Begin DATA ROWS

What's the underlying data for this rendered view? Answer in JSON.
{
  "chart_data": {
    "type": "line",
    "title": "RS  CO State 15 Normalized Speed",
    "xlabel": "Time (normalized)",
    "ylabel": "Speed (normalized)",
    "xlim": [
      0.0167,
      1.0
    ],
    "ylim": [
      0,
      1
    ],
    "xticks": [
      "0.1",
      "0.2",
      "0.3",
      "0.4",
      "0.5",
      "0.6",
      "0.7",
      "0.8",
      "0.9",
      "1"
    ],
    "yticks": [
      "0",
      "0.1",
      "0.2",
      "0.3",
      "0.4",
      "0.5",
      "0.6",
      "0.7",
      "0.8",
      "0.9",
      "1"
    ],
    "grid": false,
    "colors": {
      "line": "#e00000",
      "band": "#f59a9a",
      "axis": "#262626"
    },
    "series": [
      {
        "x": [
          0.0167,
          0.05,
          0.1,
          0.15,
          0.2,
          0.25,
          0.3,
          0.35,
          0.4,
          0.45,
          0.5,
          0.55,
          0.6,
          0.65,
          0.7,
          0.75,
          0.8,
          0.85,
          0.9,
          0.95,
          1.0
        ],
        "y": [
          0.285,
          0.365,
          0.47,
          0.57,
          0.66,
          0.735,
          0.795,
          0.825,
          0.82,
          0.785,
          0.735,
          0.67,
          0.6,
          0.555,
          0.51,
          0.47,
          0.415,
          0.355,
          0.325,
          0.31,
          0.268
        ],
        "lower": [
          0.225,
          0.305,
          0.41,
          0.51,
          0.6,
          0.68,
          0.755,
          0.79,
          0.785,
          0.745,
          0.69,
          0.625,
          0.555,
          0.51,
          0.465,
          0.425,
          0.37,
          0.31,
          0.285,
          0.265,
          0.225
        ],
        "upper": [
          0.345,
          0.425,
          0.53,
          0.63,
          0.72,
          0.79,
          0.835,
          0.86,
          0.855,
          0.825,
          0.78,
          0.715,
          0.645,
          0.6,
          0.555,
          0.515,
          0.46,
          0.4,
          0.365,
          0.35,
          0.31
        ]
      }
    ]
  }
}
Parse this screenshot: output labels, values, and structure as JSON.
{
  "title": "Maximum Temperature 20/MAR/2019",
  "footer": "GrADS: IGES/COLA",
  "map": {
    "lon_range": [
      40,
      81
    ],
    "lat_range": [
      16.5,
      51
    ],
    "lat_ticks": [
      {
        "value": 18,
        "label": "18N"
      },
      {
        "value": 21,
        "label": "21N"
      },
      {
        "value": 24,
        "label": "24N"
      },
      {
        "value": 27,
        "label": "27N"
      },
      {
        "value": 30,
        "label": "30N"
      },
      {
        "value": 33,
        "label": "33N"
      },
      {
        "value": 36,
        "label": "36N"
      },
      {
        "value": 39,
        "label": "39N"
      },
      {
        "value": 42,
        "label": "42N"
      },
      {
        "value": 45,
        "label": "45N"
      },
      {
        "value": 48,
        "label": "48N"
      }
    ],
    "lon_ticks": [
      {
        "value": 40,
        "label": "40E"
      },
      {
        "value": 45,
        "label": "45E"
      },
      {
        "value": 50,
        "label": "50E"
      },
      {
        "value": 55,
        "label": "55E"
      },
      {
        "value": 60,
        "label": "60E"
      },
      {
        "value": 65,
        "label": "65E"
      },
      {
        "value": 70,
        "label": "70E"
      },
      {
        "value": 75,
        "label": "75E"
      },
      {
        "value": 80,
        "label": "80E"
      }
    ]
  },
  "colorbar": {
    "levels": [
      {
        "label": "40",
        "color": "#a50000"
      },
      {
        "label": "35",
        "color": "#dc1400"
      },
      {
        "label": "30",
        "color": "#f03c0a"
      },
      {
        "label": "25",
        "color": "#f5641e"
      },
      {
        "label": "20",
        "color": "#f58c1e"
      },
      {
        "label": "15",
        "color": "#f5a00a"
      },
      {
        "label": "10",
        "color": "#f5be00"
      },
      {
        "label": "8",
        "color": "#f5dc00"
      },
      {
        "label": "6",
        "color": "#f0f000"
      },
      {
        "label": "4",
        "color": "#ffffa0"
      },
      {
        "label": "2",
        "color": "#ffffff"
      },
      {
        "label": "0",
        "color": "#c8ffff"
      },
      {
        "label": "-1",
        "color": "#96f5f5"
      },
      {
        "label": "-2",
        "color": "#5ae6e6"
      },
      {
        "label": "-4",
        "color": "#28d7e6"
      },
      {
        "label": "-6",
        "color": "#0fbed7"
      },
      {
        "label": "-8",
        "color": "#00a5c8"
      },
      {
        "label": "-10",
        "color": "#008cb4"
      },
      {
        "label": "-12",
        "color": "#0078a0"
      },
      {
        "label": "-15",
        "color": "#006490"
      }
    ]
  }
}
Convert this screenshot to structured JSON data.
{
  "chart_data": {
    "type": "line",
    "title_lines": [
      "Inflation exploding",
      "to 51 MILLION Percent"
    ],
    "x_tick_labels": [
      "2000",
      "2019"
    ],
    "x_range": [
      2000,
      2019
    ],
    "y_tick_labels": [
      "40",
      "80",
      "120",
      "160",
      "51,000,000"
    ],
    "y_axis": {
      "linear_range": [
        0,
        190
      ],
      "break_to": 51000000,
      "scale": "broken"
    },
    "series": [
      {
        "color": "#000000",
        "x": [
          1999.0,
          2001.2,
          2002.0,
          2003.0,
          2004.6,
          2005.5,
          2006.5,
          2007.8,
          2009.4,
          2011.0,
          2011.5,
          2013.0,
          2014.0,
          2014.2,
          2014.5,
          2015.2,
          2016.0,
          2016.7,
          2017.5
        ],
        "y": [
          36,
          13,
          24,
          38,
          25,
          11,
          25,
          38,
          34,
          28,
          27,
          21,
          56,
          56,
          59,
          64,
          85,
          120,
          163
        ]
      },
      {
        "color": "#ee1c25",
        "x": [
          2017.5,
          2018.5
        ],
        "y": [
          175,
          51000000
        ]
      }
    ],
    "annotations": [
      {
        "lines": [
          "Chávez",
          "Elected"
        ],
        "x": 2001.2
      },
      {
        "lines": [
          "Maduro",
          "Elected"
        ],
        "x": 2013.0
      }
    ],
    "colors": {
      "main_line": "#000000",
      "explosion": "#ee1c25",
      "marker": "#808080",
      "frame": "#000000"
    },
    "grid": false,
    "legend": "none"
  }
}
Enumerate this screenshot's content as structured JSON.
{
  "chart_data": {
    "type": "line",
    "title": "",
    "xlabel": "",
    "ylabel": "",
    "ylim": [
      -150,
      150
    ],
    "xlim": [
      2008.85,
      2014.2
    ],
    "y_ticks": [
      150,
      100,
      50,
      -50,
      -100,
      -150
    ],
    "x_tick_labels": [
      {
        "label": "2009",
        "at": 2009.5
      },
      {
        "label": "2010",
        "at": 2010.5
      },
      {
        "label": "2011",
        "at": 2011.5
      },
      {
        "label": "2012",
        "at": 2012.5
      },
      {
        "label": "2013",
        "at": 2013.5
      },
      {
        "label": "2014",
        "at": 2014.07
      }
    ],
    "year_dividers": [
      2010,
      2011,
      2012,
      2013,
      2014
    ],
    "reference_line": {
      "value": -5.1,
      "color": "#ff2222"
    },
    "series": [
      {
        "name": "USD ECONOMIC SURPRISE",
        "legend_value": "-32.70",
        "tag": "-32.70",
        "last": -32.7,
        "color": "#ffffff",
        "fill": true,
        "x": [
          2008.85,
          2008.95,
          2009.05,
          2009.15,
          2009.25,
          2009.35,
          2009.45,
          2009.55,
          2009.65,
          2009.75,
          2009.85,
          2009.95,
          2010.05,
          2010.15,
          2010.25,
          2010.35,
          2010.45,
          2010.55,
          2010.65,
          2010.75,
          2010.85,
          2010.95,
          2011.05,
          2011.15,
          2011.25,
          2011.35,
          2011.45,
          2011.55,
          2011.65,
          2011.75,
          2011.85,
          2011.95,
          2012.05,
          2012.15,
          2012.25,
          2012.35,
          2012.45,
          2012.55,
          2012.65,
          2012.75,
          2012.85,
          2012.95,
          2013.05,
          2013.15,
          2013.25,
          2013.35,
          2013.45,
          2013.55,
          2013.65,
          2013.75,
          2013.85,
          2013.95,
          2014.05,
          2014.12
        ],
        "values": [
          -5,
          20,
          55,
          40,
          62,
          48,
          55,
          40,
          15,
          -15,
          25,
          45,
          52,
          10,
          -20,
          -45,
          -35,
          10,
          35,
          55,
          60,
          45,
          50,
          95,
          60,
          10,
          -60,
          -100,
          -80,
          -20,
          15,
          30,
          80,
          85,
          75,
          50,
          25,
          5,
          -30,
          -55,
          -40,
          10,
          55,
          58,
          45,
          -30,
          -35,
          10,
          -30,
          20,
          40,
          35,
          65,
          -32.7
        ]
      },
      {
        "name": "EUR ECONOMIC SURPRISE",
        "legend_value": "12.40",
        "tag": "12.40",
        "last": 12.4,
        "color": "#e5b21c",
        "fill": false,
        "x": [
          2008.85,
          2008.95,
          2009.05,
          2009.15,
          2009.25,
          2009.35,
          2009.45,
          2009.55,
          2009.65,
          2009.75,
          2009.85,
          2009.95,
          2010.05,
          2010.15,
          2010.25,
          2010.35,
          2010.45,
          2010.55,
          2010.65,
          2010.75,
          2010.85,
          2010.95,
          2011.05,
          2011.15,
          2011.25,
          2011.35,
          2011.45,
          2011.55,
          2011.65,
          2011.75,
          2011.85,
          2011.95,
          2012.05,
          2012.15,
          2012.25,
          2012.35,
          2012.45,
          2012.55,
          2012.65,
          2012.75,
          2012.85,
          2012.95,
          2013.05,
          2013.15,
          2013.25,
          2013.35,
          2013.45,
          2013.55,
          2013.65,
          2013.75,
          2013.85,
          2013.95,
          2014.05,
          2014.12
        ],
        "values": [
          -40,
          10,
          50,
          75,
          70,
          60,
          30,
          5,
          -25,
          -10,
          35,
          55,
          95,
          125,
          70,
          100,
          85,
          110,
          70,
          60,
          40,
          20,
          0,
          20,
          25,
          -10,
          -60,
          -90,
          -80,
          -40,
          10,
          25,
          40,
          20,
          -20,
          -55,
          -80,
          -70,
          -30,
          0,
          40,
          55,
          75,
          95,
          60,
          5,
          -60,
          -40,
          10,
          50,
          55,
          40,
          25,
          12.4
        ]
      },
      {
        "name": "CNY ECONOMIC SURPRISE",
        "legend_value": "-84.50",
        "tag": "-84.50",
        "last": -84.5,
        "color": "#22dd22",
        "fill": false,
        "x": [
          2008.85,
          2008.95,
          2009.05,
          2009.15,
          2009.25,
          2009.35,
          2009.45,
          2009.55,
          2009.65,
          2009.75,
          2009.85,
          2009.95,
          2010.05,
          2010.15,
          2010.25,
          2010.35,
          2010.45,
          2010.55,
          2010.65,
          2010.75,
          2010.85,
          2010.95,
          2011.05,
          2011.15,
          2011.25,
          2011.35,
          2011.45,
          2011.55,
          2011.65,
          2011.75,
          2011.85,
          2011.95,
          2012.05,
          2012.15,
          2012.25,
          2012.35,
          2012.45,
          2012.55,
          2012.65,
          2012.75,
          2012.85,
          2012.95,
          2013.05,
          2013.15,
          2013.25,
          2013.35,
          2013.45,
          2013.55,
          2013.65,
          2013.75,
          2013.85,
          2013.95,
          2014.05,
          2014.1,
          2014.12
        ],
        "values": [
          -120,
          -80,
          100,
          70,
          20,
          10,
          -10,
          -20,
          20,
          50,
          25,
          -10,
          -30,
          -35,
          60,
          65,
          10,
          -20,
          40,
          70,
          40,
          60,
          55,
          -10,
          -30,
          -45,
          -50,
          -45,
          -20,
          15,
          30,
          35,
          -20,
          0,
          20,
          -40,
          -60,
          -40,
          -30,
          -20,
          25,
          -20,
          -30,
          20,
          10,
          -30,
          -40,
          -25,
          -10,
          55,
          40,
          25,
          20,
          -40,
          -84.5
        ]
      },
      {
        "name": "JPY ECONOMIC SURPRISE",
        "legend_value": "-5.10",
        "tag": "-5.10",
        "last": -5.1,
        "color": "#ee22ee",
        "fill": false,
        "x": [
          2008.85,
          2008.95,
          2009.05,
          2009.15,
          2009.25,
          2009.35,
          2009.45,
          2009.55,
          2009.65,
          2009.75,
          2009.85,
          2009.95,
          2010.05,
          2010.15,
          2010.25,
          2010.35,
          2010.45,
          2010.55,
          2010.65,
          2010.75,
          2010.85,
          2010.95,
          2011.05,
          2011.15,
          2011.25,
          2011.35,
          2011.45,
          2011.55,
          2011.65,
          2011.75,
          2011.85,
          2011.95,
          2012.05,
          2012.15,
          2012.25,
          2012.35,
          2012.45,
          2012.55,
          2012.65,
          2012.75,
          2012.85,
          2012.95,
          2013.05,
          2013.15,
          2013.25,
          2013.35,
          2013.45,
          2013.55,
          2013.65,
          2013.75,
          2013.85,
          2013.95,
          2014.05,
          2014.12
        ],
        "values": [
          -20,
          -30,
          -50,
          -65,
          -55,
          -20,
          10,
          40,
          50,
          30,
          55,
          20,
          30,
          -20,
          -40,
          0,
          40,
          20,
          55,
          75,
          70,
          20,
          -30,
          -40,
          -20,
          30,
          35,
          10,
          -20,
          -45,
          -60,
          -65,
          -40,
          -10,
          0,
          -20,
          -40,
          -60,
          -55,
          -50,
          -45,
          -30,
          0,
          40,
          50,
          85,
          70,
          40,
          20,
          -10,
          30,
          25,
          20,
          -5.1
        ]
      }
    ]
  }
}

End DATA ROWS

[THE EXERCISE]
Your reply is one number: how many lines of the records above contain the word "structured".

[EXERCISE ANSWER]
2